Given exercise 1: Transcribe the passage on comments for static blogs, beginning at the words "Integrating comments is" and stopping after "over the web.".
■ ■ ■ ■
Integrating comments is a big problem for all static blogs. Mainly because whenever reader leaves a comment, it must somehow alter the website, which contradicts with the fact that it is static. A static blog has no server which could receive the comments from user and update the blog contents. On the other hand, a static blog can communicate with foreign servers all over the web.

Overview

There are several known ways to integrate comments into static blog:

Integration with Disqus. This is the simplest and the most common choice, it is integrated in most pelican themes, including blueidea theme. In this case all the comments are stored on Disqus servers, the blog only displays them and works as a frontend for adding more comments to those servers. While Disqus is a good option in general, there are some negative views on it over the web: ads and sponsored comments, ownership privacy and openness questions, slowness and privacy again.
All the comments are stored in the blog's repository and they are compiled by blog generator just as articles do. The pelican_comment_system plugin does this exactly: it translates comments from markdown files into the html code, just as pelican does for all articles by default. So the main question is how can reader comments get from the static website into the repository. Here are some options:

2.a. Reader sends his comment to the author of blog via email. He can either do it manually, or click on a button with mailto: link. The default template comments.html of pelican_comment_system plugin works this way.

2.b. Reader sends his comment to staticman server, which commits it into predefined GitHub repository. It either pushes changes directly or submits pull requests which blog owner has to review and approve. It is possible to configure so that comments appear on the site in almost real time soon after reader posts it. To achieve it, some continuous integration is needed (or simply using Jekyll and GitHub pages). You can read more about staticman integration e.g. in this article.

2.c. When reader decides to leave a comment, he is redirected to GitHub page of an issue in blog owner's repository. This issue is created in advance by blog owner specifically for the article being commented. Reader posts his message as a comment on this GitHub issue, and it is saved there. The blog owner uses GitHub public API to fetch comments on the issues at any time. This workflow is described in this article and is implemented in gitment project for Hexo.

Choice

While I think Disqus is perfectly suitable for comments, I once again decided to go the "purist's way" and treat all the comments as part of my blog. The option 2.b is very nice, but it looks quite complicated and it relies on the third-party server (api.staticman.net). Also it ties your blog repository to GitHub, which btw does not allow free private repositories. The option 2.c is rather simple. But it requires user to have GitHub login (unlikely a problem though) and it redirects user to GitHub site to even start writing his comment (maybe this is fixable).
■ ■ ■ ■
Given exercise 2: Repeat word for word the rows below, from the first row through the line that contains "chart-legend: As Of".
■ ■ ■ ■
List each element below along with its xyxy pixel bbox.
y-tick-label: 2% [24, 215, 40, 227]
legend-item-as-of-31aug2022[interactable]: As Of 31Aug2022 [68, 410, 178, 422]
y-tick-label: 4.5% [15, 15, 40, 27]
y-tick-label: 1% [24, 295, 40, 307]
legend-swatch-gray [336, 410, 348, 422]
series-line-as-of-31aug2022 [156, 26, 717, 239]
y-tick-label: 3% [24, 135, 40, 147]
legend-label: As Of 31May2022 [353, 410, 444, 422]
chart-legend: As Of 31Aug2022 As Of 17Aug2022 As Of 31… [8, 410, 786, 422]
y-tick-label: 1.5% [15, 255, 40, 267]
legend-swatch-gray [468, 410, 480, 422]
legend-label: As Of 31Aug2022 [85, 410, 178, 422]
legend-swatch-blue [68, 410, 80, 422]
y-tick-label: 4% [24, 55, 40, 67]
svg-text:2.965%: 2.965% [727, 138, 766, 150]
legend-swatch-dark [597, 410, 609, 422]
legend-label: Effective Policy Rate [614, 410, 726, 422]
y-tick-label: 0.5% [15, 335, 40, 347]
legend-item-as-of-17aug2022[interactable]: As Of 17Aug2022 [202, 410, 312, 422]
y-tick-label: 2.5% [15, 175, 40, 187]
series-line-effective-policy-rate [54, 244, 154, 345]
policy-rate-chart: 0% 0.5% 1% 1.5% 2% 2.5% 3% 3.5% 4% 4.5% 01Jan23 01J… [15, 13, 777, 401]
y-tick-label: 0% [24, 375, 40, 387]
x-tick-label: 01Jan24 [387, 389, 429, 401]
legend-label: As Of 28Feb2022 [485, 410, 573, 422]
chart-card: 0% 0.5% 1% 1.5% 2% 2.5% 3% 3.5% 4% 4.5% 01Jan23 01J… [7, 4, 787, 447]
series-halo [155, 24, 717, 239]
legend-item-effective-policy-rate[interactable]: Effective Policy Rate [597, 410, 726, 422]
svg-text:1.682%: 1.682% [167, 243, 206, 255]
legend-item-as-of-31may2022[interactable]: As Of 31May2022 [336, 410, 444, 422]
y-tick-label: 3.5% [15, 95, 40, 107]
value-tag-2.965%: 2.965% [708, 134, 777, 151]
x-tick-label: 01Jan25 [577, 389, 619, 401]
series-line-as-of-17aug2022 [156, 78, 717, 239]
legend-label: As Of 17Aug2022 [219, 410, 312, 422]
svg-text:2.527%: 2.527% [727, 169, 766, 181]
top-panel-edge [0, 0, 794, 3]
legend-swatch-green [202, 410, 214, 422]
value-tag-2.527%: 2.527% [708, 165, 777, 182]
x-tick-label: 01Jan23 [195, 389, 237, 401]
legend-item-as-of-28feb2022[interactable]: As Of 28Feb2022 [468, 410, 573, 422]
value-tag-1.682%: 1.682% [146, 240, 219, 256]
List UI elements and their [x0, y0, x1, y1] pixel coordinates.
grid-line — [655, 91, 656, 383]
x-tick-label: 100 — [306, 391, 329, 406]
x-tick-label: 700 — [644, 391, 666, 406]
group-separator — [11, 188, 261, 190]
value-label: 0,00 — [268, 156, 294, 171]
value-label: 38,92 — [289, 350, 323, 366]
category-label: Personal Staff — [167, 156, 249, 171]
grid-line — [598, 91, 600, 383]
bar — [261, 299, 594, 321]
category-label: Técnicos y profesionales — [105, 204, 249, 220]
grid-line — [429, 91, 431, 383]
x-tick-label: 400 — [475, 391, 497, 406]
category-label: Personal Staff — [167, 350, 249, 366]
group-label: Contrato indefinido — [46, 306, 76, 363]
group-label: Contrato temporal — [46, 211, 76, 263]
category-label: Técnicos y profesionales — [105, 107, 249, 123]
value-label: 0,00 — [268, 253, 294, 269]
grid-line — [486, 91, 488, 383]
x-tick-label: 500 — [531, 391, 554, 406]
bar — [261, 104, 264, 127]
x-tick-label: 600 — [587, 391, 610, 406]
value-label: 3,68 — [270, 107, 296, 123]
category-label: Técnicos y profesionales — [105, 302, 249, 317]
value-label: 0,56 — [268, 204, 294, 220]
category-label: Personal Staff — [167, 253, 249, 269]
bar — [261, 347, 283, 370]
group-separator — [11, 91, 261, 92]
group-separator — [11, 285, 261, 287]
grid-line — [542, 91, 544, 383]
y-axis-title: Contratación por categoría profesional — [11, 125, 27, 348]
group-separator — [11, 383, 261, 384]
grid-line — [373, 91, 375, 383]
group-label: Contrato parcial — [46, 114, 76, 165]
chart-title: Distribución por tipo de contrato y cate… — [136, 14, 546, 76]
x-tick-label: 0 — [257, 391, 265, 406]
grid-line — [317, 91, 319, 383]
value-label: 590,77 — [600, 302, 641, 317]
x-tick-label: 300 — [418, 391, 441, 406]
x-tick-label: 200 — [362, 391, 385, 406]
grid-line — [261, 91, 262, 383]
■ ■ ■ ■
Task solution 1:
Integrating comments is a big problem for all static blogs. Mainly because whenever reader leaves a comment, it must somehow alter the website, which contradicts with the fact that it is static. A static blog has no server which could receive the comments from user and update the blog contents. On the other hand, a static blog can communicate with foreign servers all over the web.

Task solution 2:
List each element below along with its xyxy pixel bbox.
y-tick-label: 2% [24, 215, 40, 227]
legend-item-as-of-31aug2022[interactable]: As Of 31Aug2022 [68, 410, 178, 422]
y-tick-label: 4.5% [15, 15, 40, 27]
y-tick-label: 1% [24, 295, 40, 307]
legend-swatch-gray [336, 410, 348, 422]
series-line-as-of-31aug2022 [156, 26, 717, 239]
y-tick-label: 3% [24, 135, 40, 147]
legend-label: As Of 31May2022 [353, 410, 444, 422]
chart-legend: As Of 31Aug2022 As Of 17Aug2022 As Of 31… [8, 410, 786, 422]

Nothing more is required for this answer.